# THE INPUT start

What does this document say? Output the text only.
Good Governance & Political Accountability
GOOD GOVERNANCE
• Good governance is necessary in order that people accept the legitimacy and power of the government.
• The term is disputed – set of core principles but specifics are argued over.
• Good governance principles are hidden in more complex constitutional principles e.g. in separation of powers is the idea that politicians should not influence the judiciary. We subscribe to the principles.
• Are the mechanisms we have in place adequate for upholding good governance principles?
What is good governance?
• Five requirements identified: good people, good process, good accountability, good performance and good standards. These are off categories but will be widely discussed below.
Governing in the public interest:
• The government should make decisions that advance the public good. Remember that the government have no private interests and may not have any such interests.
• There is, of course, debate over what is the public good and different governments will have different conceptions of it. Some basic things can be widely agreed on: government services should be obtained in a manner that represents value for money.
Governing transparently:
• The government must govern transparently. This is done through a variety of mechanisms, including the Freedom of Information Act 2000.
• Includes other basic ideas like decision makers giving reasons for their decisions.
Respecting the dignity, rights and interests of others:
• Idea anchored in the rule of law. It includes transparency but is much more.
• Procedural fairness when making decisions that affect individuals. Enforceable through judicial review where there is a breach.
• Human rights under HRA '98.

# THE INPUT end

Write out all the records above again, exactly as they stand.

What does this document say? Output the text only.
Good Governance & Political Accountability
GOOD GOVERNANCE
• Good governance is necessary in order that people accept the legitimacy and power of the government.
• The term is disputed – set of core principles but specifics are argued over.
• Good governance principles are hidden in more complex constitutional principles e.g. in separation of powers is the idea that politicians should not influence the judiciary. We subscribe to the principles.
• Are the mechanisms we have in place adequate for upholding good governance principles?
What is good governance?
• Five requirements identified: good people, good process, good accountability, good performance and good standards. These are off categories but will be widely discussed below.
Governing in the public interest:
• The government should make decisions that advance the public good. Remember that the government have no private interests and may not have any such interests.
• There is, of course, debate over what is the public good and different governments will have different conceptions of it. Some basic things can be widely agreed on: government services should be obtained in a manner that represents value for money.
Governing transparently:
• The government must govern transparently. This is done through a variety of mechanisms, including the Freedom of Information Act 2000.
• Includes other basic ideas like decision makers giving reasons for their decisions.
Respecting the dignity, rights and interests of others:
• Idea anchored in the rule of law. It includes transparency but is much more.
• Procedural fairness when making decisions that affect individuals. Enforceable through judicial review where there is a breach.
• Human rights under HRA '98.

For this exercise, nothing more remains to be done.